SHORT EXERCISE: All material below is to be reproduced exactly.

━━━━━━━━━━━━━━━━━━━━

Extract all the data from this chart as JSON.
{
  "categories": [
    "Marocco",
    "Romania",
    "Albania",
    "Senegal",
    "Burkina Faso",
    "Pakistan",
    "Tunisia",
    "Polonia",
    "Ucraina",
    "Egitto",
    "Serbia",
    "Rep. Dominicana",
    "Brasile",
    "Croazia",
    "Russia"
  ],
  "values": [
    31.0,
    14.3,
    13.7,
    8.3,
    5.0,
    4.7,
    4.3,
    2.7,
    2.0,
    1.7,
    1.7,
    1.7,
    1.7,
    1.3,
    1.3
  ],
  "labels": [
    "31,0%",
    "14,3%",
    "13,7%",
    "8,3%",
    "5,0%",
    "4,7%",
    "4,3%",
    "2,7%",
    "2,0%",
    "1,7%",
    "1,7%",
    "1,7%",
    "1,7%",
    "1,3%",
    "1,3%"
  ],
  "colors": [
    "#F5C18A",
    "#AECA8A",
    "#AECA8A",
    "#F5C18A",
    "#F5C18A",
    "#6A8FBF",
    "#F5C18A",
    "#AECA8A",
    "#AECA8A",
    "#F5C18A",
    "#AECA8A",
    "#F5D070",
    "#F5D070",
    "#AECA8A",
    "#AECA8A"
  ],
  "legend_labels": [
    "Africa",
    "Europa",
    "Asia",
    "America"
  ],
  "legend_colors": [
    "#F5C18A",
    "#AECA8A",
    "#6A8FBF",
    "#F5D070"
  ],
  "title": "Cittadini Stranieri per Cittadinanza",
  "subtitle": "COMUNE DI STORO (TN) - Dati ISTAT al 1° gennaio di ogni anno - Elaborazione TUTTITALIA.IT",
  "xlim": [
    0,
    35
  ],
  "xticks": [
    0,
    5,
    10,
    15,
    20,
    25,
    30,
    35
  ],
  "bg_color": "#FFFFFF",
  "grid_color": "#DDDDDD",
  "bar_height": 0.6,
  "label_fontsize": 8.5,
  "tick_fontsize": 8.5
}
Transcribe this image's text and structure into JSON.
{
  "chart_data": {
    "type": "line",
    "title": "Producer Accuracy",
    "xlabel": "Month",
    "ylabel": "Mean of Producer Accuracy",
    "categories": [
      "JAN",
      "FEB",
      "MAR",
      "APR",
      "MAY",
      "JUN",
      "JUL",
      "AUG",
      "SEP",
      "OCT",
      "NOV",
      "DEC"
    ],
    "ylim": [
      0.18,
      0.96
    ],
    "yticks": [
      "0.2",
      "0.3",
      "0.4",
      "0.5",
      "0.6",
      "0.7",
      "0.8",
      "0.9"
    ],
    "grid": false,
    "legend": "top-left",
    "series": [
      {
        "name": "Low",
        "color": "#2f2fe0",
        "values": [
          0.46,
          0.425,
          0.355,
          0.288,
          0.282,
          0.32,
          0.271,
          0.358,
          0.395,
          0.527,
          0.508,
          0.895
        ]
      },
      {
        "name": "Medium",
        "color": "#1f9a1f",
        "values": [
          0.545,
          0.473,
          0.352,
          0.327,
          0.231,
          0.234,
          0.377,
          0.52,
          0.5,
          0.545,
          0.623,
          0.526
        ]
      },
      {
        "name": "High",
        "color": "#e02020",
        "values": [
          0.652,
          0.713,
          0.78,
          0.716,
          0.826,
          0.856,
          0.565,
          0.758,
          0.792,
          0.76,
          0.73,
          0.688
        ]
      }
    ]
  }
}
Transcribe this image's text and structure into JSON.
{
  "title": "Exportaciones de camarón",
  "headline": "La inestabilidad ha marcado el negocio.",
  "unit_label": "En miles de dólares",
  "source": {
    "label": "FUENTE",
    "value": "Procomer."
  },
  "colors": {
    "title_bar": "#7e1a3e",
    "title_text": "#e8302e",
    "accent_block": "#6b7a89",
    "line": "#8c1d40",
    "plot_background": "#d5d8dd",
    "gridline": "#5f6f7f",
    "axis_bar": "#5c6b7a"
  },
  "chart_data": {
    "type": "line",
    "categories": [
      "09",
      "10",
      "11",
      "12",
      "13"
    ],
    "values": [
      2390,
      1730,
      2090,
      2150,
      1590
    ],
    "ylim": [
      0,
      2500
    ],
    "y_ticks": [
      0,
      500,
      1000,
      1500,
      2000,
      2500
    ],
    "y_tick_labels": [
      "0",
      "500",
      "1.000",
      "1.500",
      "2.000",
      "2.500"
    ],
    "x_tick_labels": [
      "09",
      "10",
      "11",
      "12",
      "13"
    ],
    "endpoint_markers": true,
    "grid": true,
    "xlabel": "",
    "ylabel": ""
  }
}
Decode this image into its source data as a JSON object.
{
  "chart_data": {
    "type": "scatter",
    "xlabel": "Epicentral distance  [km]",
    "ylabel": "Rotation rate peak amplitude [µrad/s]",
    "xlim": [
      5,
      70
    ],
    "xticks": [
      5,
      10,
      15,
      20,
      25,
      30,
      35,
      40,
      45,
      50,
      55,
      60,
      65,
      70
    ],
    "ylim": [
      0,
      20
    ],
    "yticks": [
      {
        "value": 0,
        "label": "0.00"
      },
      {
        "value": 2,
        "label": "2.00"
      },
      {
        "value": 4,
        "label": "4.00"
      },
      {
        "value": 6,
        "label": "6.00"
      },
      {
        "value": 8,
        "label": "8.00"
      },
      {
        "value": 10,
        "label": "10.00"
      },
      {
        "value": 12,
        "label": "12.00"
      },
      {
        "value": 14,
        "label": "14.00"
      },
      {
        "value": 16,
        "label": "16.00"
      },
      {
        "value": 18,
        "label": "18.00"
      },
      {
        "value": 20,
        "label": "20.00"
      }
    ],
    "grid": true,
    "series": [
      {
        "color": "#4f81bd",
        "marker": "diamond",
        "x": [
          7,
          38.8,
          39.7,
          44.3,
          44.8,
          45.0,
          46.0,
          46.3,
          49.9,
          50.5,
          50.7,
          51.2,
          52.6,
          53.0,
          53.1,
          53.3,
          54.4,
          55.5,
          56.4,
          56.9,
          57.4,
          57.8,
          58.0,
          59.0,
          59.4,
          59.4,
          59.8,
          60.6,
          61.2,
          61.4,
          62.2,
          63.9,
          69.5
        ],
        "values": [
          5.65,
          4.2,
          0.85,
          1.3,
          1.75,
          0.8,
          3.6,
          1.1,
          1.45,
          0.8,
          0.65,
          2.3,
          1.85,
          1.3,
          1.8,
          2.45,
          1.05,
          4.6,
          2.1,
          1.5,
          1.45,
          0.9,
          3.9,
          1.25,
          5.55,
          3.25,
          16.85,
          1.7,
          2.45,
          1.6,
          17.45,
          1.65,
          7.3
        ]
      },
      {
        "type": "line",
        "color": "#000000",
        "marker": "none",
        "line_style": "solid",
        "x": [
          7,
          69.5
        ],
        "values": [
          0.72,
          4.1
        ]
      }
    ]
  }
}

━━━━━━━━━━━━━━━━━━━━

FULL SOLUTION:
Extract all the data from this chart as JSON.
{
  "categories": [
    "Marocco",
    "Romania",
    "Albania",
    "Senegal",
    "Burkina Faso",
    "Pakistan",
    "Tunisia",
    "Polonia",
    "Ucraina",
    "Egitto",
    "Serbia",
    "Rep. Dominicana",
    "Brasile",
    "Croazia",
    "Russia"
  ],
  "values": [
    31.0,
    14.3,
    13.7,
    8.3,
    5.0,
    4.7,
    4.3,
    2.7,
    2.0,
    1.7,
    1.7,
    1.7,
    1.7,
    1.3,
    1.3
  ],
  "labels": [
    "31,0%",
    "14,3%",
    "13,7%",
    "8,3%",
    "5,0%",
    "4,7%",
    "4,3%",
    "2,7%",
    "2,0%",
    "1,7%",
    "1,7%",
    "1,7%",
    "1,7%",
    "1,3%",
    "1,3%"
  ],
  "colors": [
    "#F5C18A",
    "#AECA8A",
    "#AECA8A",
    "#F5C18A",
    "#F5C18A",
    "#6A8FBF",
    "#F5C18A",
    "#AECA8A",
    "#AECA8A",
    "#F5C18A",
    "#AECA8A",
    "#F5D070",
    "#F5D070",
    "#AECA8A",
    "#AECA8A"
  ],
  "legend_labels": [
    "Africa",
    "Europa",
    "Asia",
    "America"
  ],
  "legend_colors": [
    "#F5C18A",
    "#AECA8A",
    "#6A8FBF",
    "#F5D070"
  ],
  "title": "Cittadini Stranieri per Cittadinanza",
  "subtitle": "COMUNE DI STORO (TN) - Dati ISTAT al 1° gennaio di ogni anno - Elaborazione TUTTITALIA.IT",
  "xlim": [
    0,
    35
  ],
  "xticks": [
    0,
    5,
    10,
    15,
    20,
    25,
    30,
    35
  ],
  "bg_color": "#FFFFFF",
  "grid_color": "#DDDDDD",
  "bar_height": 0.6,
  "label_fontsize": 8.5,
  "tick_fontsize": 8.5
}
Transcribe this image's text and structure into JSON.
{
  "chart_data": {
    "type": "line",
    "title": "Producer Accuracy",
    "xlabel": "Month",
    "ylabel": "Mean of Producer Accuracy",
    "categories": [
      "JAN",
      "FEB",
      "MAR",
      "APR",
      "MAY",
      "JUN",
      "JUL",
      "AUG",
      "SEP",
      "OCT",
      "NOV",
      "DEC"
    ],
    "ylim": [
      0.18,
      0.96
    ],
    "yticks": [
      "0.2",
      "0.3",
      "0.4",
      "0.5",
      "0.6",
      "0.7",
      "0.8",
      "0.9"
    ],
    "grid": false,
    "legend": "top-left",
    "series": [
      {
        "name": "Low",
        "color": "#2f2fe0",
        "values": [
          0.46,
          0.425,
          0.355,
          0.288,
          0.282,
          0.32,
          0.271,
          0.358,
          0.395,
          0.527,
          0.508,
          0.895
        ]
      },
      {
        "name": "Medium",
        "color": "#1f9a1f",
        "values": [
          0.545,
          0.473,
          0.352,
          0.327,
          0.231,
          0.234,
          0.377,
          0.52,
          0.5,
          0.545,
          0.623,
          0.526
        ]
      },
      {
        "name": "High",
        "color": "#e02020",
        "values": [
          0.652,
          0.713,
          0.78,
          0.716,
          0.826,
          0.856,
          0.565,
          0.758,
          0.792,
          0.76,
          0.73,
          0.688
        ]
      }
    ]
  }
}
Transcribe this image's text and structure into JSON.
{
  "title": "Exportaciones de camarón",
  "headline": "La inestabilidad ha marcado el negocio.",
  "unit_label": "En miles de dólares",
  "source": {
    "label": "FUENTE",
    "value": "Procomer."
  },
  "colors": {
    "title_bar": "#7e1a3e",
    "title_text": "#e8302e",
    "accent_block": "#6b7a89",
    "line": "#8c1d40",
    "plot_background": "#d5d8dd",
    "gridline": "#5f6f7f",
    "axis_bar": "#5c6b7a"
  },
  "chart_data": {
    "type": "line",
    "categories": [
      "09",
      "10",
      "11",
      "12",
      "13"
    ],
    "values": [
      2390,
      1730,
      2090,
      2150,
      1590
    ],
    "ylim": [
      0,
      2500
    ],
    "y_ticks": [
      0,
      500,
      1000,
      1500,
      2000,
      2500
    ],
    "y_tick_labels": [
      "0",
      "500",
      "1.000",
      "1.500",
      "2.000",
      "2.500"
    ],
    "x_tick_labels": [
      "09",
      "10",
      "11",
      "12",
      "13"
    ],
    "endpoint_markers": true,
    "grid": true,
    "xlabel": "",
    "ylabel": ""
  }
}
Decode this image into its source data as a JSON object.
{
  "chart_data": {
    "type": "scatter",
    "xlabel": "Epicentral distance  [km]",
    "ylabel": "Rotation rate peak amplitude [µrad/s]",
    "xlim": [
      5,
      70
    ],
    "xticks": [
      5,
      10,
      15,
      20,
      25,
      30,
      35,
      40,
      45,
      50,
      55,
      60,
      65,
      70
    ],
    "ylim": [
      0,
      20
    ],
    "yticks": [
      {
        "value": 0,
        "label": "0.00"
      },
      {
        "value": 2,
        "label": "2.00"
      },
      {
        "value": 4,
        "label": "4.00"
      },
      {
        "value": 6,
        "label": "6.00"
      },
      {
        "value": 8,
        "label": "8.00"
      },
      {
        "value": 10,
        "label": "10.00"
      },
      {
        "value": 12,
        "label": "12.00"
      },
      {
        "value": 14,
        "label": "14.00"
      },
      {
        "value": 16,
        "label": "16.00"
      },
      {
        "value": 18,
        "label": "18.00"
      },
      {
        "value": 20,
        "label": "20.00"
      }
    ],
    "grid": true,
    "series": [
      {
        "color": "#4f81bd",
        "marker": "diamond",
        "x": [
          7,
          38.8,
          39.7,
          44.3,
          44.8,
          45.0,
          46.0,
          46.3,
          49.9,
          50.5,
          50.7,
          51.2,
          52.6,
          53.0,
          53.1,
          53.3,
          54.4,
          55.5,
          56.4,
          56.9,
          57.4,
          57.8,
          58.0,
          59.0,
          59.4,
          59.4,
          59.8,
          60.6,
          61.2,
          61.4,
          62.2,
          63.9,
          69.5
        ],
        "values": [
          5.65,
          4.2,
          0.85,
          1.3,
          1.75,
          0.8,
          3.6,
          1.1,
          1.45,
          0.8,
          0.65,
          2.3,
          1.85,
          1.3,
          1.8,
          2.45,
          1.05,
          4.6,
          2.1,
          1.5,
          1.45,
          0.9,
          3.9,
          1.25,
          5.55,
          3.25,
          16.85,
          1.7,
          2.45,
          1.6,
          17.45,
          1.65,
          7.3
        ]
      },
      {
        "type": "line",
        "color": "#000000",
        "marker": "none",
        "line_style": "solid",
        "x": [
          7,
          69.5
        ],
        "values": [
          0.72,
          4.1
        ]
      }
    ]
  }
}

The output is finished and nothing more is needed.